What this exercise asks
a. List the Python modules imported in the survey-data notebook, with the alias each one is given.
b. Recast the lines of the records as a Markdown table with columns Row and Line. Start at the line containing "item-cell (354, 777, 474, 834)", end at the line containing "excess-cell: / (854, 834, 923, 875)", and leave out blank lines.

** Start of Quoted passage **

# Analyze the Survey Data

Analyze the survey data in `survey.csv` using the power of PYTHON!!

Also STATISTICS!!

And maybe some other made up stuff

## Installing

In a clean `python3` environment, run:

In [None]:
!pip install -r requirements.txt

Imports and etc

In [None]:
import numpy as np

import pandas as pd

import seaborn as sns

import matplotlib.pyplot as plt

## Loading the Raw Data

Load the data

In [None]:
df = pd.read_csv("survey.csv")

In [None]:
df.head()

## Data cleaning and normalization

Alias categories for easier plotting

In [None]:
df['gender'] = df['Gender identity?']
df['identity'] = df['What is your sexual identity?']
df['age'] = df['What is your age?']
df['willing_to_date'] = df['What is the age range you are willing to date a member of your preferred sex (MPS)? (Check all that apply)']
df['prefer_to_date'] = df['What is the age range you would PREFER/WANT to date?']
df['reason'] = df['For each of the age ranges you checked off that you would PREFER to date, please provide a short reason why you would date that age range']

df = df[['gender', 'identity', 'age', 'willing_to_date', 'prefer_to_date', 'reason']]

In [None]:
df.head()

Encode the category ranges to numeric values for ease of analysis

In [None]:
# Map the long category names to numeric values
preferred_date_map = {
    '10+ years older': (10, 99),
    '10+ years younger': (-99, -10),
    '3 years older to same age': (0, 3),
    '3 years older to same old': (0, 3),
    '3-5 years younger': (-5, -3),
    '3-6 years older': (3, 6),
    '5-10 years younger': (-10, -5),
    '7-10 years older': (7, 10),
    'Same age to 2 years younger': (-2, 0),
}

def encode_ranges(cat: str) -> tuple:
    """ Encode the range checkboxes into a bounding range """
    if cat in (None, np.nan):
        return pd.Series({'min': np.nan, 'max': np.nan})
    ranges = np.array([preferred_date_map[c] for c in cat.split(';') if c in preferred_date_map])
    return pd.Series({'min': np.min(ranges), 'max': np.max(ranges)})

** End of Quoted passage **
** Start of Recorded information **

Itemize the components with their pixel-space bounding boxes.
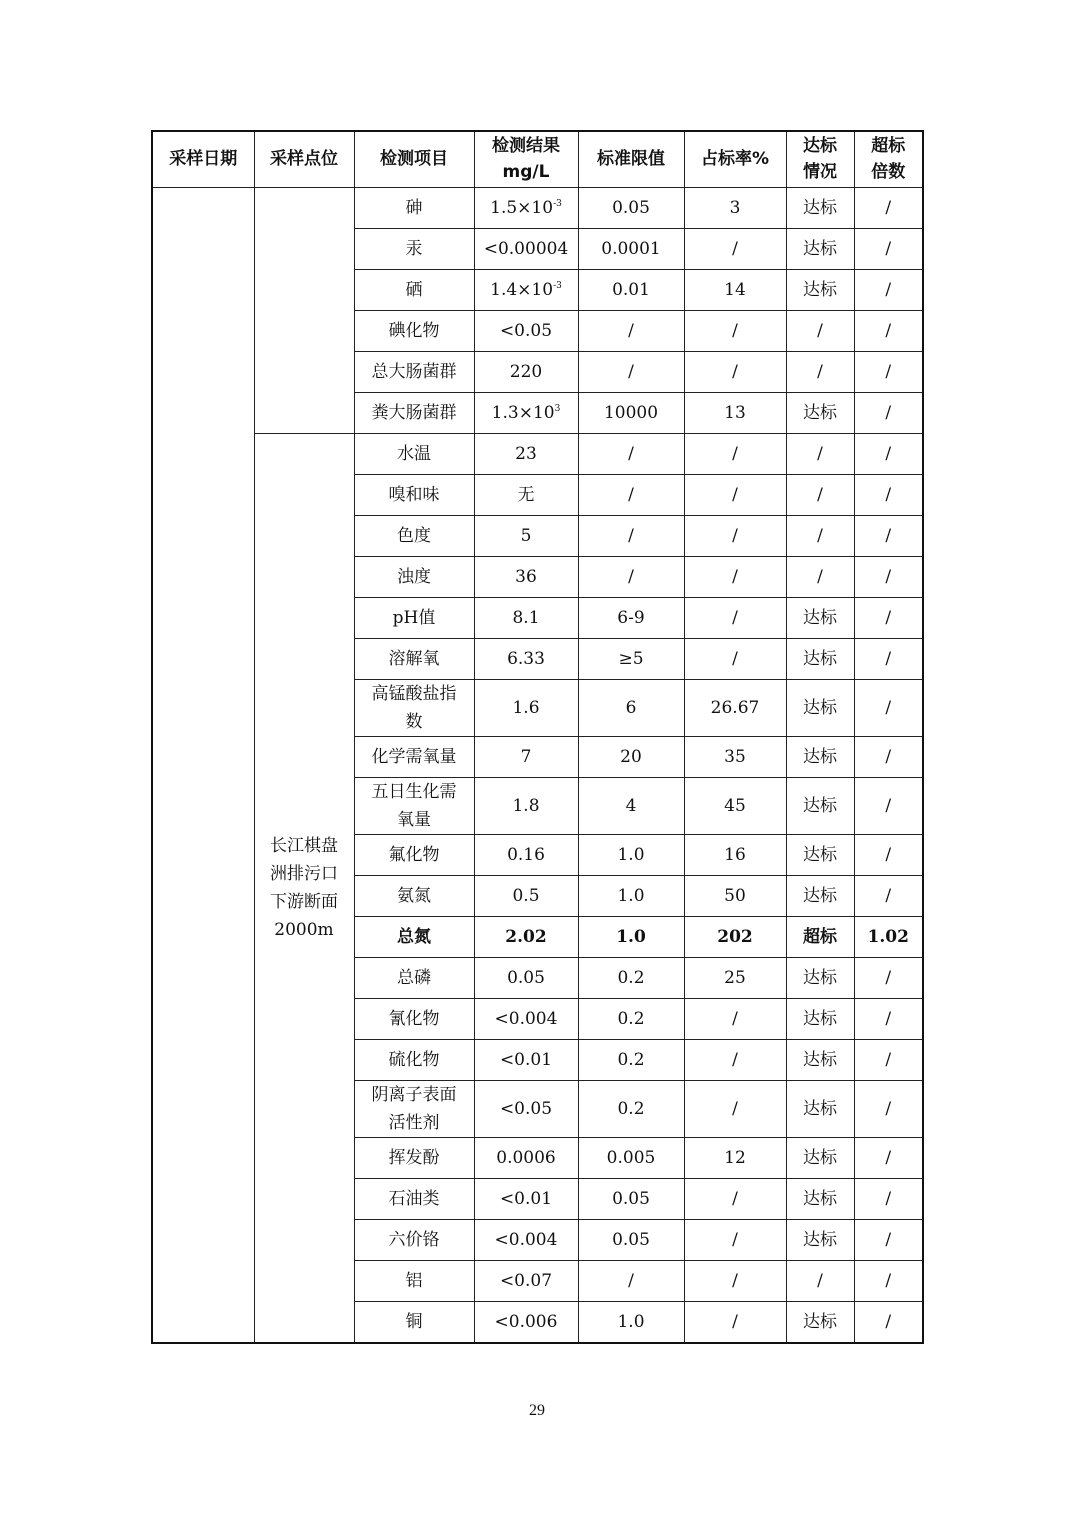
item-cell (354, 777, 474, 834)
ratio-cell: / (684, 998, 786, 1039)
excess-cell: / (854, 392, 923, 433)
result-value: <0.01 (499, 1049, 553, 1070)
item-cell: 水温 (354, 433, 474, 474)
excess-cell: / (854, 1039, 923, 1080)
result-cell (474, 998, 578, 1039)
sampling-site-cell-upper (254, 187, 354, 433)
result-value: 8.1 (512, 607, 540, 628)
status-cell: 达标 (786, 1301, 854, 1343)
item-cell: 氰化物 (354, 998, 474, 1039)
table-row (152, 433, 923, 474)
status-cell: 达标 (786, 269, 854, 310)
header-test-item: 检测项目 (354, 131, 474, 187)
excess-cell: / (854, 834, 923, 875)
result-cell (474, 1219, 578, 1260)
result-value: 5 (520, 525, 532, 546)
status-cell: / (786, 433, 854, 474)
excess-cell: / (854, 1301, 923, 1343)
limit-cell: 10000 (578, 392, 684, 433)
item-cell: 碘化物 (354, 310, 474, 351)
result-cell (474, 1260, 578, 1301)
result-value: 0.5 (512, 885, 540, 906)
result-cell (474, 1080, 578, 1137)
result-cell (474, 351, 578, 392)
limit-cell: / (578, 556, 684, 597)
sampling-site-cell (254, 433, 354, 1343)
result-cell (474, 515, 578, 556)
result-value: 23 (515, 443, 537, 464)
result-value: 1.6 (512, 697, 540, 718)
status-cell: 达标 (786, 1080, 854, 1137)
item-line: 五日生化需 (371, 781, 457, 802)
header-excess-line2: 倍数 (871, 162, 906, 183)
item-cell: 总磷 (354, 957, 474, 998)
result-cell (474, 875, 578, 916)
ratio-cell: 12 (684, 1137, 786, 1178)
item-cell: 嗅和味 (354, 474, 474, 515)
limit-cell: 0.2 (578, 957, 684, 998)
excess-cell: / (854, 736, 923, 777)
header-excess-line1: 超标 (871, 136, 906, 157)
result-value: <0.00004 (483, 238, 569, 259)
status-cell: 达标 (786, 679, 854, 736)
limit-cell: 1.0 (578, 834, 684, 875)
item-cell: 铝 (354, 1260, 474, 1301)
item-cell (354, 1080, 474, 1137)
result-value: 无 (517, 484, 535, 505)
excess-cell: / (854, 1260, 923, 1301)
status-cell: / (786, 310, 854, 351)
limit-cell: / (578, 474, 684, 515)
result-cell (474, 187, 578, 228)
status-cell: / (786, 556, 854, 597)
ratio-cell: / (684, 310, 786, 351)
excess-cell: / (854, 679, 923, 736)
limit-cell: 4 (578, 777, 684, 834)
header-status-line1: 达标 (803, 136, 837, 157)
item-cell: 溶解氧 (354, 638, 474, 679)
item-cell: 总氮 (354, 916, 474, 957)
water-quality-table (151, 130, 924, 1344)
result-cell (474, 1137, 578, 1178)
result-value: <0.05 (499, 320, 553, 341)
ratio-cell: / (684, 1039, 786, 1080)
excess-cell: / (854, 1080, 923, 1137)
sampling-date-cell (152, 187, 254, 1343)
result-value: 2.02 (505, 926, 547, 947)
header-sampling-date: 采样日期 (152, 131, 254, 187)
result-cell (474, 777, 578, 834)
limit-cell: / (578, 1260, 684, 1301)
result-value: 1.3×10 (491, 402, 555, 423)
status-cell: 达标 (786, 875, 854, 916)
ratio-cell: 26.67 (684, 679, 786, 736)
excess-cell: / (854, 269, 923, 310)
limit-cell: 0.05 (578, 1219, 684, 1260)
item-cell: 挥发酚 (354, 1137, 474, 1178)
item-cell: pH值 (354, 597, 474, 638)
status-cell: 达标 (786, 736, 854, 777)
result-exponent: -3 (553, 198, 562, 209)
limit-cell: / (578, 515, 684, 556)
status-cell: / (786, 474, 854, 515)
limit-cell: 6 (578, 679, 684, 736)
limit-cell: 0.0001 (578, 228, 684, 269)
ratio-cell: / (684, 1219, 786, 1260)
result-value: 36 (515, 566, 537, 587)
excess-cell: / (854, 351, 923, 392)
result-value: 6.33 (507, 648, 545, 669)
status-cell: 达标 (786, 638, 854, 679)
result-value: 0.16 (507, 844, 545, 865)
ratio-cell: 13 (684, 392, 786, 433)
header-excess (854, 131, 923, 187)
status-cell: / (786, 1260, 854, 1301)
limit-cell: ≥5 (578, 638, 684, 679)
result-value: <0.01 (499, 1188, 553, 1209)
result-value: 1.5×10 (490, 197, 554, 218)
item-cell: 色度 (354, 515, 474, 556)
status-cell: 达标 (786, 834, 854, 875)
result-value: 1.4×10 (490, 279, 554, 300)
header-result (474, 131, 578, 187)
excess-cell: / (854, 597, 923, 638)
ratio-cell: / (684, 515, 786, 556)
status-cell: 达标 (786, 1219, 854, 1260)
header-sampling-site: 采样点位 (254, 131, 354, 187)
item-cell: 氟化物 (354, 834, 474, 875)
ratio-cell: 16 (684, 834, 786, 875)
ratio-cell: / (684, 1260, 786, 1301)
limit-cell: 6-9 (578, 597, 684, 638)
status-cell: 达标 (786, 1178, 854, 1219)
item-cell: 汞 (354, 228, 474, 269)
excess-cell: / (854, 638, 923, 679)
limit-cell: 0.2 (578, 1039, 684, 1080)
result-cell (474, 392, 578, 433)
result-cell (474, 1039, 578, 1080)
status-cell: 达标 (786, 1039, 854, 1080)
result-value: <0.05 (499, 1098, 553, 1119)
excess-cell: / (854, 1137, 923, 1178)
limit-cell: 0.01 (578, 269, 684, 310)
result-cell (474, 310, 578, 351)
item-cell: 硒 (354, 269, 474, 310)
header-standard-limit: 标准限值 (578, 131, 684, 187)
excess-cell: / (854, 1178, 923, 1219)
item-line: 活性剂 (388, 1112, 440, 1133)
ratio-cell: / (684, 597, 786, 638)
item-cell: 粪大肠菌群 (354, 392, 474, 433)
limit-cell: 0.2 (578, 1080, 684, 1137)
result-value: 220 (509, 361, 543, 382)
status-cell: 达标 (786, 998, 854, 1039)
status-cell: 达标 (786, 597, 854, 638)
item-cell: 总大肠菌群 (354, 351, 474, 392)
limit-cell: / (578, 351, 684, 392)
ratio-cell: / (684, 1178, 786, 1219)
result-cell (474, 957, 578, 998)
result-cell (474, 834, 578, 875)
header-row (152, 131, 923, 187)
site-name-line: 2000m (274, 919, 334, 940)
table-body (152, 187, 923, 1343)
status-cell: 达标 (786, 777, 854, 834)
result-cell (474, 638, 578, 679)
result-value: 0.0006 (496, 1147, 556, 1168)
result-cell (474, 474, 578, 515)
ratio-cell: / (684, 228, 786, 269)
status-cell: 达标 (786, 392, 854, 433)
limit-cell: 0.05 (578, 1178, 684, 1219)
excess-cell: / (854, 310, 923, 351)
result-exponent: 3 (554, 403, 561, 414)
excess-cell: / (854, 187, 923, 228)
page-number: 29 (529, 1402, 545, 1419)
ratio-cell: 35 (684, 736, 786, 777)
result-cell (474, 228, 578, 269)
limit-cell: / (578, 310, 684, 351)
item-line: 数 (405, 711, 423, 732)
item-cell (354, 679, 474, 736)
result-cell (474, 1178, 578, 1219)
ratio-cell: 50 (684, 875, 786, 916)
site-name-line: 长江棋盘 (270, 835, 338, 856)
limit-cell: 1.0 (578, 1301, 684, 1343)
item-cell: 浊度 (354, 556, 474, 597)
result-cell (474, 556, 578, 597)
excess-cell: 1.02 (854, 916, 923, 957)
ratio-cell: / (684, 474, 786, 515)
ratio-cell: 25 (684, 957, 786, 998)
item-cell: 铜 (354, 1301, 474, 1343)
result-cell (474, 1301, 578, 1343)
header-status-line2: 情况 (803, 162, 837, 183)
excess-cell: / (854, 556, 923, 597)
excess-cell: / (854, 228, 923, 269)
status-cell: 达标 (786, 228, 854, 269)
ratio-cell: / (684, 638, 786, 679)
limit-cell: 0.005 (578, 1137, 684, 1178)
excess-cell: / (854, 433, 923, 474)
status-cell: / (786, 515, 854, 556)
ratio-cell: / (684, 433, 786, 474)
item-cell: 氨氮 (354, 875, 474, 916)
limit-cell: 0.2 (578, 998, 684, 1039)
item-cell: 六价铬 (354, 1219, 474, 1260)
ratio-cell: 202 (684, 916, 786, 957)
result-value: <0.004 (494, 1229, 558, 1250)
ratio-cell: 14 (684, 269, 786, 310)
excess-cell: / (854, 957, 923, 998)
result-exponent: -3 (553, 280, 562, 291)
result-value: <0.004 (494, 1008, 558, 1029)
item-cell: 石油类 (354, 1178, 474, 1219)
limit-cell: 1.0 (578, 875, 684, 916)
status-cell: 达标 (786, 187, 854, 228)
result-cell (474, 597, 578, 638)
status-cell: 达标 (786, 957, 854, 998)
item-line: 阴离子表面 (371, 1084, 457, 1105)
excess-cell: / (854, 474, 923, 515)
limit-cell: 1.0 (578, 916, 684, 957)
status-cell: / (786, 351, 854, 392)
result-cell (474, 269, 578, 310)
result-value: <0.006 (494, 1311, 558, 1332)
result-cell (474, 433, 578, 474)
result-value: 1.8 (512, 795, 540, 816)
limit-cell: / (578, 433, 684, 474)
header-result-line2: mg/L (502, 162, 550, 183)
site-name-line: 下游断面 (270, 891, 338, 912)
result-cell (474, 679, 578, 736)
header-status (786, 131, 854, 187)
limit-cell: 20 (578, 736, 684, 777)
item-cell: 硫化物 (354, 1039, 474, 1080)
ratio-cell: / (684, 351, 786, 392)
status-cell: 超标 (786, 916, 854, 957)
result-cell (474, 916, 578, 957)
excess-cell: / (854, 875, 923, 916)
excess-cell: / (854, 998, 923, 1039)
ratio-cell: / (684, 1301, 786, 1343)
ratio-cell: / (684, 556, 786, 597)
table-row (152, 187, 923, 228)
ratio-cell: 3 (684, 187, 786, 228)
item-line: 氧量 (397, 809, 431, 830)
result-value: 7 (520, 746, 532, 767)
result-value: <0.07 (499, 1270, 553, 1291)
ratio-cell: / (684, 1080, 786, 1137)
site-name-line: 洲排污口 (270, 863, 338, 884)
result-value: 0.05 (507, 967, 545, 988)
result-cell (474, 736, 578, 777)
item-line: 高锰酸盐指 (371, 683, 457, 704)
header-ratio: 占标率% (684, 131, 786, 187)
status-cell: 达标 (786, 1137, 854, 1178)
excess-cell: / (854, 1219, 923, 1260)
item-cell: 化学需氧量 (354, 736, 474, 777)
limit-cell: 0.05 (578, 187, 684, 228)
excess-cell: / (854, 777, 923, 834)
header-result-line1: 检测结果 (492, 136, 560, 157)
ratio-cell: 45 (684, 777, 786, 834)
excess-cell: / (854, 515, 923, 556)
item-cell: 砷 (354, 187, 474, 228)
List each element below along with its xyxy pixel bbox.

** End of Recorded information **

Responses in order
a.
- numpy (np)
- pandas (pd)
- seaborn (sns)
- matplotlib.pyplot (plt)

b.
| Row | Line |
|---|---|
| 1 | item-cell (354, 777, 474, 834) |
| 2 | ratio-cell: / (684, 998, 786, 1039) |
| 3 | excess-cell: / (854, 392, 923, 433) |
| 4 | result-value: <0.01 (499, 1049, 553, 1070) |
| 5 | item-cell: 水温 (354, 433, 474, 474) |
| 6 | excess-cell: / (854, 1039, 923, 1080) |
| 7 | result-cell (474, 998, 578, 1039) |
| 8 | sampling-site-cell-upper (254, 187, 354, 433) |
| 9 | result-value: 8.1 (512, 607, 540, 628) |
| 10 | status-cell: 达标 (786, 1301, 854, 1343) |
| 11 | item-cell: 氰化物 (354, 998, 474, 1039) |
| 12 | table-row (152, 433, 923, 474) |
| 13 | status-cell: 达标 (786, 269, 854, 310) |
| 14 | header-test-item: 检测项目 (354, 131, 474, 187) |
| 15 | excess-cell: / (854, 834, 923, 875) |